WHAT IS BEING ASKED:
Reproduce each line of the material exactly, minus any picture.

— Start of DATASET RECORDS —

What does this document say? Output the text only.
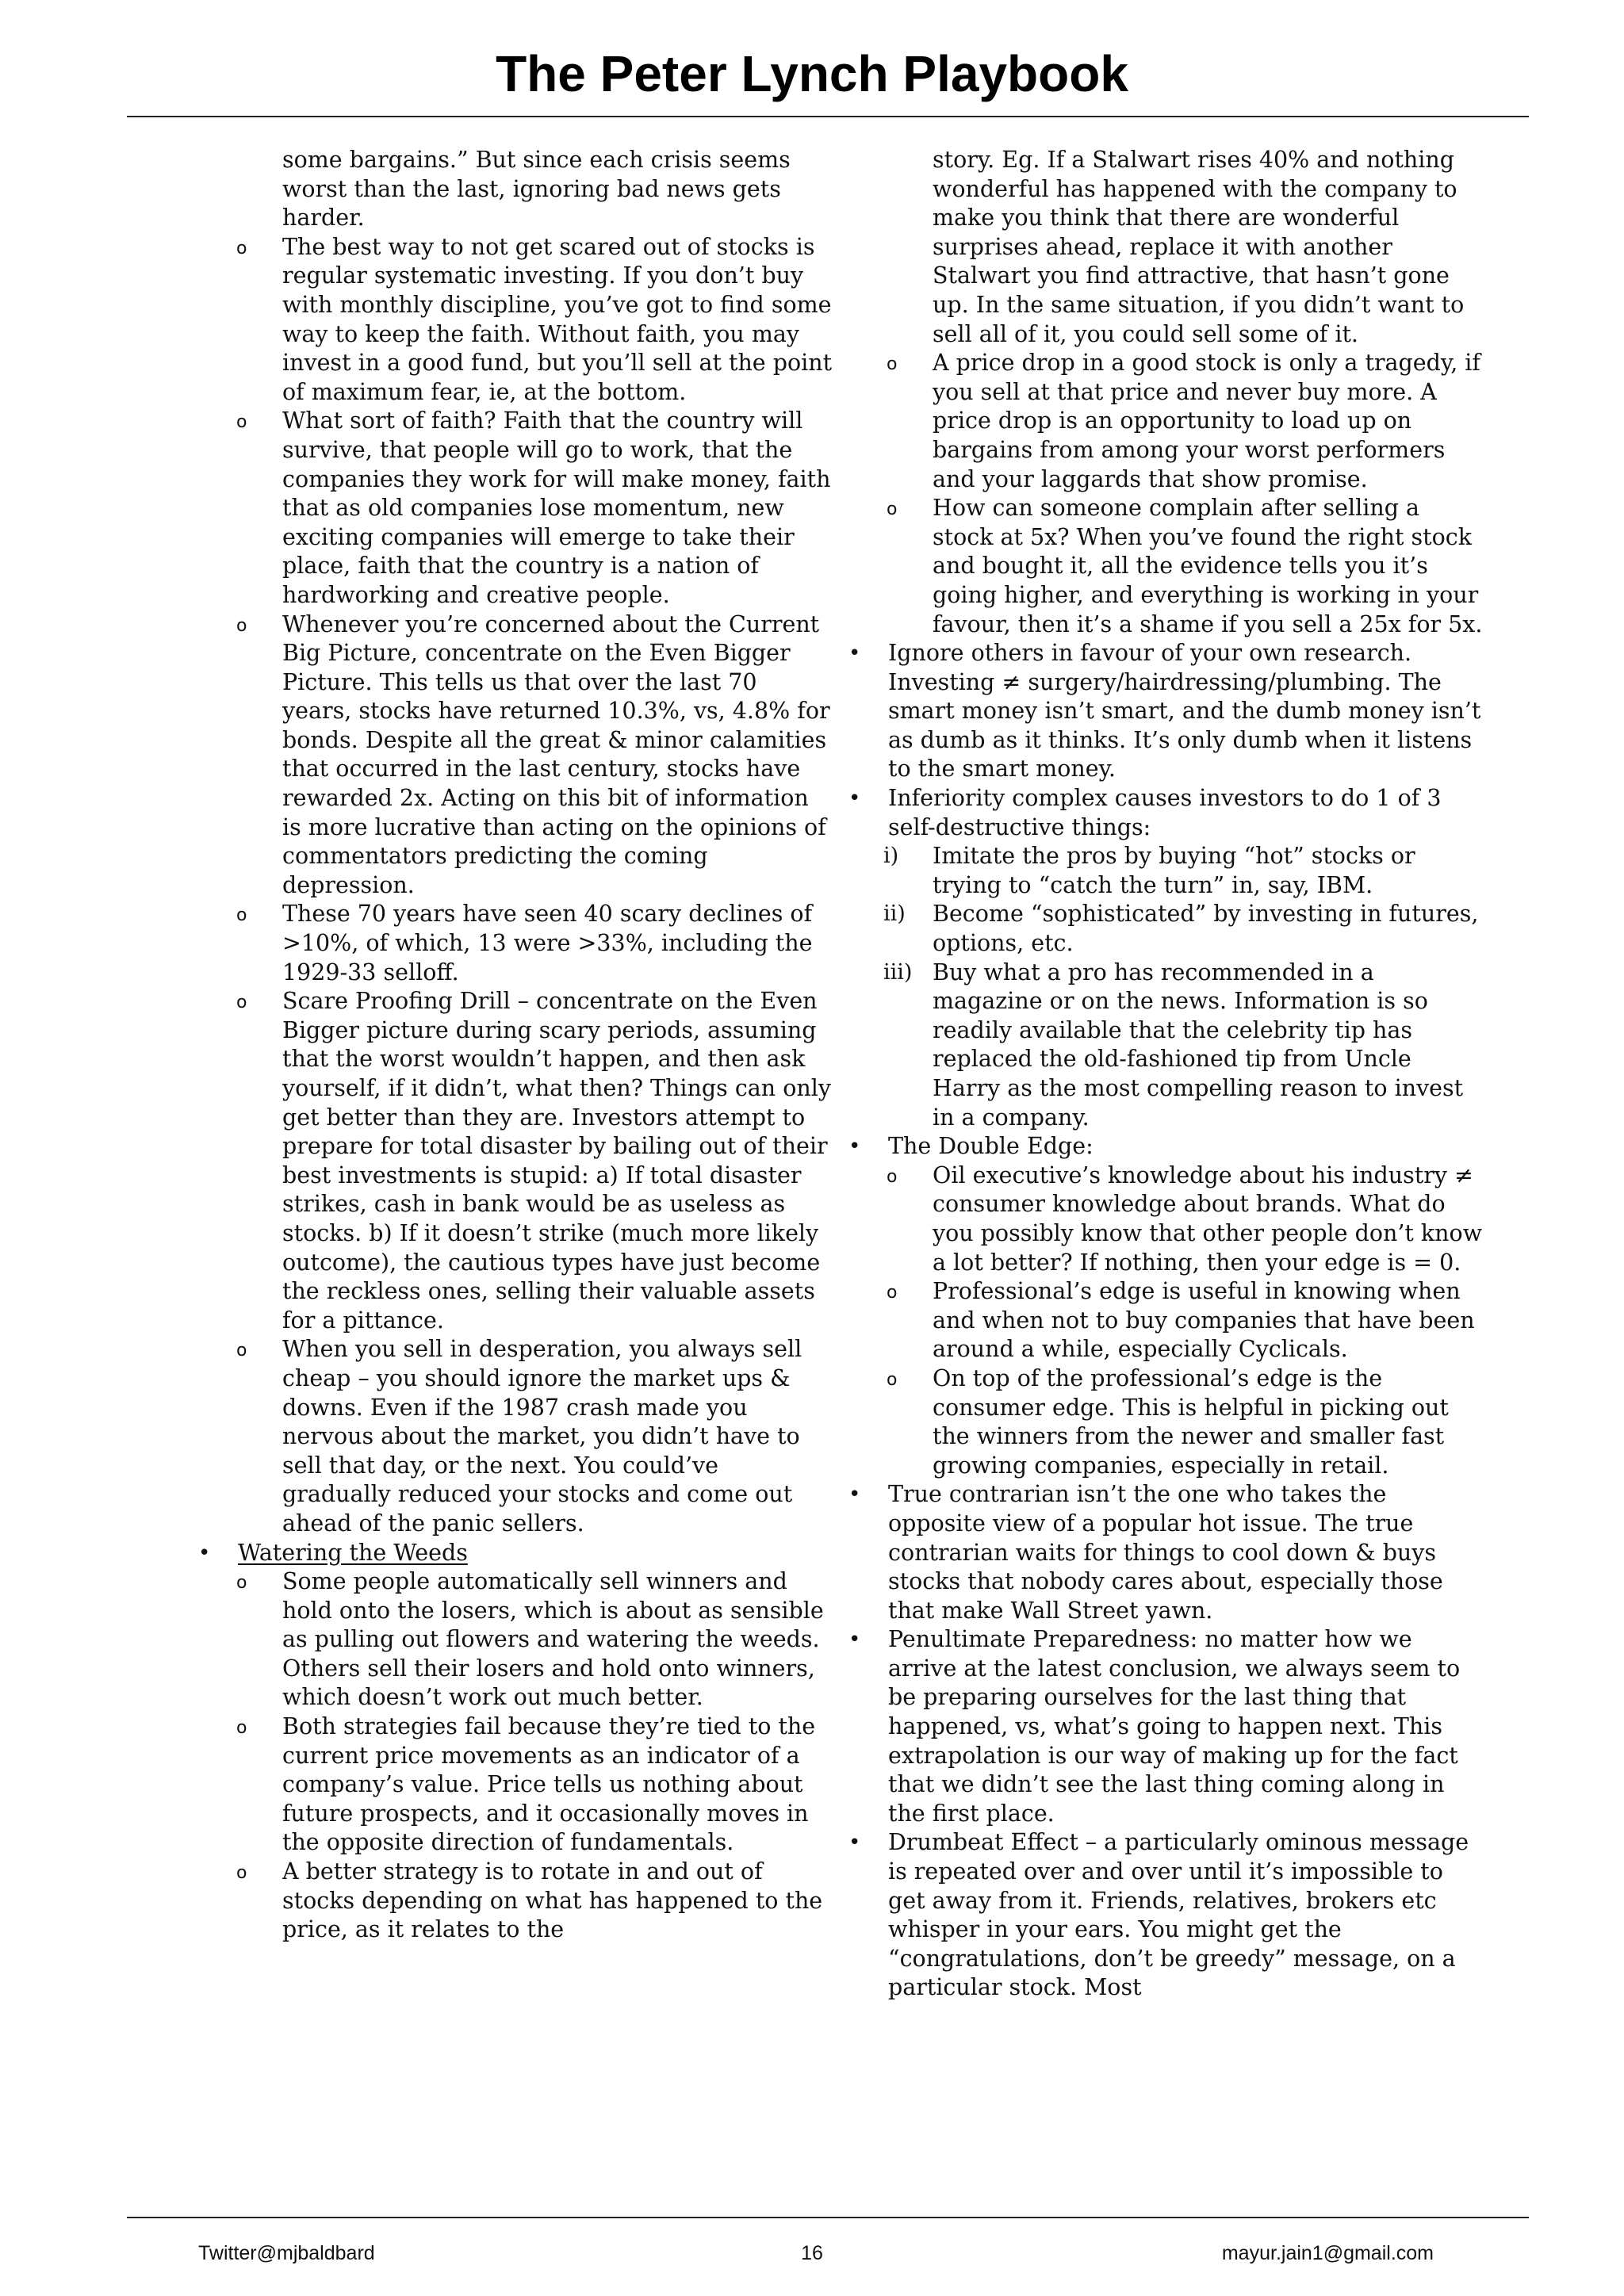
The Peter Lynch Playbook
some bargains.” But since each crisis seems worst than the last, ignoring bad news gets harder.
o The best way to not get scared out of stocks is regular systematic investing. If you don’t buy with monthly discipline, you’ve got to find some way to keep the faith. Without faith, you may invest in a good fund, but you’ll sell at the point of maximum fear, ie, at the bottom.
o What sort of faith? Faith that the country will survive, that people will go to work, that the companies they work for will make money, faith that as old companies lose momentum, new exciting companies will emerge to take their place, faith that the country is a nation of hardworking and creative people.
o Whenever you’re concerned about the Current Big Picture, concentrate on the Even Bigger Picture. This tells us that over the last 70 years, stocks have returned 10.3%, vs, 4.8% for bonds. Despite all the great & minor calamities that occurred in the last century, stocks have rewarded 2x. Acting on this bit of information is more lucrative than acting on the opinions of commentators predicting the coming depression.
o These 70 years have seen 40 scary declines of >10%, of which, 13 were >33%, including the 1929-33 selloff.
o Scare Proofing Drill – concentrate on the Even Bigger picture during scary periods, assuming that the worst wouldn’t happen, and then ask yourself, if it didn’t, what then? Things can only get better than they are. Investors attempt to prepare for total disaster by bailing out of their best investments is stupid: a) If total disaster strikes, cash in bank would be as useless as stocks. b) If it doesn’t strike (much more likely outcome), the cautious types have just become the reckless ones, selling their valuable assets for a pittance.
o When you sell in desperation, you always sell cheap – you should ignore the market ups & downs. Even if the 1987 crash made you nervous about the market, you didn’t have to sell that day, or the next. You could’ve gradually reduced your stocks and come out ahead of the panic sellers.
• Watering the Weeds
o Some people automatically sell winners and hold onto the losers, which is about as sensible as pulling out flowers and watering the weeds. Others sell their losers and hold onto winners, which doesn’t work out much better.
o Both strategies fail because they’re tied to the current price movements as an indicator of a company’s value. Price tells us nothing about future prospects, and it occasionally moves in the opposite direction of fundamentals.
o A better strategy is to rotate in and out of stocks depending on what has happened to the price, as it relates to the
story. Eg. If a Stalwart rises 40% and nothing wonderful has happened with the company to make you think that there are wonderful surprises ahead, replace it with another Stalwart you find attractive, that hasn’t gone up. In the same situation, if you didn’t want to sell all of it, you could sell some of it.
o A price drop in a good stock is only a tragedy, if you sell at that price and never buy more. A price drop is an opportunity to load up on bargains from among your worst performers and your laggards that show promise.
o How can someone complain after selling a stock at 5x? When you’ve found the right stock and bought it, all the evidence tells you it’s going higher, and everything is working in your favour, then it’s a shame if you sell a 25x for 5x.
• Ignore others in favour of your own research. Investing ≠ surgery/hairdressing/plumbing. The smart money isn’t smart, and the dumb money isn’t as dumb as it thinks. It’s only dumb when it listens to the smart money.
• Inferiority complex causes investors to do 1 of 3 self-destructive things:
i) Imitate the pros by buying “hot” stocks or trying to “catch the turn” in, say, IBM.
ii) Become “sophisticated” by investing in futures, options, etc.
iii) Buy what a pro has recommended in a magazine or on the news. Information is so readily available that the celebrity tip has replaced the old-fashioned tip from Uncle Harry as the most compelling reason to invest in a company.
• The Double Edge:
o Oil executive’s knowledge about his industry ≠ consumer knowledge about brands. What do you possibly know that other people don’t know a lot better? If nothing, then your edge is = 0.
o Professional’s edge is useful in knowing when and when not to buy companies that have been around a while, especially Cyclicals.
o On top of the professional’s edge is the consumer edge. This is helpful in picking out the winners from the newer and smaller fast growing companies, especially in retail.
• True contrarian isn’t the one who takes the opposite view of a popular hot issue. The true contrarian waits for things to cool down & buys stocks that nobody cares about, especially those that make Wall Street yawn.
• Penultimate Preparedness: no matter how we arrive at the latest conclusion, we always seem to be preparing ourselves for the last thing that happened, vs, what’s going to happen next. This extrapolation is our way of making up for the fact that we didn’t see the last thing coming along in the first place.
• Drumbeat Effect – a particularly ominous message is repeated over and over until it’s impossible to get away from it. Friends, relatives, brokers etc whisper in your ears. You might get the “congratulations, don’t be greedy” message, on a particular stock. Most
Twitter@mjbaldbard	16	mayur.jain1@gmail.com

— End of DATASET RECORDS —

ANSWER TO THE PROBLEM:
What does this document say? Output the text only.
The Peter Lynch Playbook
some bargains.” But since each crisis seems worst than the last, ignoring bad news gets harder.
o The best way to not get scared out of stocks is regular systematic investing. If you don’t buy with monthly discipline, you’ve got to find some way to keep the faith. Without faith, you may invest in a good fund, but you’ll sell at the point of maximum fear, ie, at the bottom.
o What sort of faith? Faith that the country will survive, that people will go to work, that the companies they work for will make money, faith that as old companies lose momentum, new exciting companies will emerge to take their place, faith that the country is a nation of hardworking and creative people.
o Whenever you’re concerned about the Current Big Picture, concentrate on the Even Bigger Picture. This tells us that over the last 70 years, stocks have returned 10.3%, vs, 4.8% for bonds. Despite all the great & minor calamities that occurred in the last century, stocks have rewarded 2x. Acting on this bit of information is more lucrative than acting on the opinions of commentators predicting the coming depression.
o These 70 years have seen 40 scary declines of >10%, of which, 13 were >33%, including the 1929-33 selloff.
o Scare Proofing Drill – concentrate on the Even Bigger picture during scary periods, assuming that the worst wouldn’t happen, and then ask yourself, if it didn’t, what then? Things can only get better than they are. Investors attempt to prepare for total disaster by bailing out of their best investments is stupid: a) If total disaster strikes, cash in bank would be as useless as stocks. b) If it doesn’t strike (much more likely outcome), the cautious types have just become the reckless ones, selling their valuable assets for a pittance.
o When you sell in desperation, you always sell cheap – you should ignore the market ups & downs. Even if the 1987 crash made you nervous about the market, you didn’t have to sell that day, or the next. You could’ve gradually reduced your stocks and come out ahead of the panic sellers.
• Watering the Weeds
o Some people automatically sell winners and hold onto the losers, which is about as sensible as pulling out flowers and watering the weeds. Others sell their losers and hold onto winners, which doesn’t work out much better.
o Both strategies fail because they’re tied to the current price movements as an indicator of a company’s value. Price tells us nothing about future prospects, and it occasionally moves in the opposite direction of fundamentals.
o A better strategy is to rotate in and out of stocks depending on what has happened to the price, as it relates to the
story. Eg. If a Stalwart rises 40% and nothing wonderful has happened with the company to make you think that there are wonderful surprises ahead, replace it with another Stalwart you find attractive, that hasn’t gone up. In the same situation, if you didn’t want to sell all of it, you could sell some of it.
o A price drop in a good stock is only a tragedy, if you sell at that price and never buy more. A price drop is an opportunity to load up on bargains from among your worst performers and your laggards that show promise.
o How can someone complain after selling a stock at 5x? When you’ve found the right stock and bought it, all the evidence tells you it’s going higher, and everything is working in your favour, then it’s a shame if you sell a 25x for 5x.
• Ignore others in favour of your own research. Investing ≠ surgery/hairdressing/plumbing. The smart money isn’t smart, and the dumb money isn’t as dumb as it thinks. It’s only dumb when it listens to the smart money.
• Inferiority complex causes investors to do 1 of 3 self-destructive things:
i) Imitate the pros by buying “hot” stocks or trying to “catch the turn” in, say, IBM.
ii) Become “sophisticated” by investing in futures, options, etc.
iii) Buy what a pro has recommended in a magazine or on the news. Information is so readily available that the celebrity tip has replaced the old-fashioned tip from Uncle Harry as the most compelling reason to invest in a company.
• The Double Edge:
o Oil executive’s knowledge about his industry ≠ consumer knowledge about brands. What do you possibly know that other people don’t know a lot better? If nothing, then your edge is = 0.
o Professional’s edge is useful in knowing when and when not to buy companies that have been around a while, especially Cyclicals.
o On top of the professional’s edge is the consumer edge. This is helpful in picking out the winners from the newer and smaller fast growing companies, especially in retail.
• True contrarian isn’t the one who takes the opposite view of a popular hot issue. The true contrarian waits for things to cool down & buys stocks that nobody cares about, especially those that make Wall Street yawn.
• Penultimate Preparedness: no matter how we arrive at the latest conclusion, we always seem to be preparing ourselves for the last thing that happened, vs, what’s going to happen next. This extrapolation is our way of making up for the fact that we didn’t see the last thing coming along in the first place.
• Drumbeat Effect – a particularly ominous message is repeated over and over until it’s impossible to get away from it. Friends, relatives, brokers etc whisper in your ears. You might get the “congratulations, don’t be greedy” message, on a particular stock. Most
Twitter@mjbaldbard	16	mayur.jain1@gmail.com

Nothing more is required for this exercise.